◆ Stated exercise ◆
Find each line with the string "name" and report it.

(Records from a collection of figures)
++++++++++++++++++++

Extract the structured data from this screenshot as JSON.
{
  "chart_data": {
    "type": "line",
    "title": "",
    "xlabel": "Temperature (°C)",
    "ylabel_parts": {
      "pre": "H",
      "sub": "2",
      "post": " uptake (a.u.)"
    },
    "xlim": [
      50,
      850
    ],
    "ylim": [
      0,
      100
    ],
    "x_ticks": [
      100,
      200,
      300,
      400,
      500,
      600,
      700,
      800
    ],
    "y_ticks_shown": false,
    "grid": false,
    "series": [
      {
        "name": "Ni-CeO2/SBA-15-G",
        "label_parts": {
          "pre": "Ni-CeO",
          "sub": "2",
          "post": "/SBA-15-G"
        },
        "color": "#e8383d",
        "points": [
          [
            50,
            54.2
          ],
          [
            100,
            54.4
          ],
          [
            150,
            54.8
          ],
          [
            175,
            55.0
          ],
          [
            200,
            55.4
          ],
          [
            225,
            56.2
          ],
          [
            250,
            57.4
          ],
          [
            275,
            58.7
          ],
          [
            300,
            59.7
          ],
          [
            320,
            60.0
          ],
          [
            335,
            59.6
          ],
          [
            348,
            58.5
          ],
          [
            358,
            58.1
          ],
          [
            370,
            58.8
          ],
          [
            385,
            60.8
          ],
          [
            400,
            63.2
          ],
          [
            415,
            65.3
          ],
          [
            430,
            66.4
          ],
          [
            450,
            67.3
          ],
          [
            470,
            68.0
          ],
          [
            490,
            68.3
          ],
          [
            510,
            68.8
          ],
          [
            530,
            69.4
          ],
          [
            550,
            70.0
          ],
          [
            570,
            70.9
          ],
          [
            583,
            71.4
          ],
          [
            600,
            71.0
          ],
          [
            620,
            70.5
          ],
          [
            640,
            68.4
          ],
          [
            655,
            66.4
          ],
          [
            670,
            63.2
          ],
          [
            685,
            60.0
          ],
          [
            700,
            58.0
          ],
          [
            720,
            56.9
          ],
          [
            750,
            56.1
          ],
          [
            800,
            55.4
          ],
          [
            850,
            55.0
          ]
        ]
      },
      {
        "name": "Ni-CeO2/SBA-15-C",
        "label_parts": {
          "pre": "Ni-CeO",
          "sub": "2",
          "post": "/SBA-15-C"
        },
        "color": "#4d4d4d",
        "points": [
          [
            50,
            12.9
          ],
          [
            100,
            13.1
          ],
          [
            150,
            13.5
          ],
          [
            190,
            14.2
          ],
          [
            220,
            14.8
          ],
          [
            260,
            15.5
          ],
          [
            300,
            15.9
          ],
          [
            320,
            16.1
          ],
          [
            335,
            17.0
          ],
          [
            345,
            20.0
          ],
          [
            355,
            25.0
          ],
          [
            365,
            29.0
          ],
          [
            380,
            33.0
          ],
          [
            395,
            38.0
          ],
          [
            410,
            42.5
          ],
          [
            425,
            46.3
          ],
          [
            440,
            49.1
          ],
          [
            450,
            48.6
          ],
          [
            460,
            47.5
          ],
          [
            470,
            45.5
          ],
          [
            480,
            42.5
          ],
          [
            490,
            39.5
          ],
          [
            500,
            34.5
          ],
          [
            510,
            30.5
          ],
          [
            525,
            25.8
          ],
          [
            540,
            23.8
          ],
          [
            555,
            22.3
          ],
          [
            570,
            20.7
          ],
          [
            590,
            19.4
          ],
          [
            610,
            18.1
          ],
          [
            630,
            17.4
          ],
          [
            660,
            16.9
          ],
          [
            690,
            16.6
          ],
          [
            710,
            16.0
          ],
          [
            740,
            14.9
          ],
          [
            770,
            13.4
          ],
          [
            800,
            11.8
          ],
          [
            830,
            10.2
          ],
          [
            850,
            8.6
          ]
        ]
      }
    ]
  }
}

++++++++++++++++++++

◆ Written answer ◆
        "name": "Ni-CeO2/SBA-15-G",
        "name": "Ni-CeO2/SBA-15-C",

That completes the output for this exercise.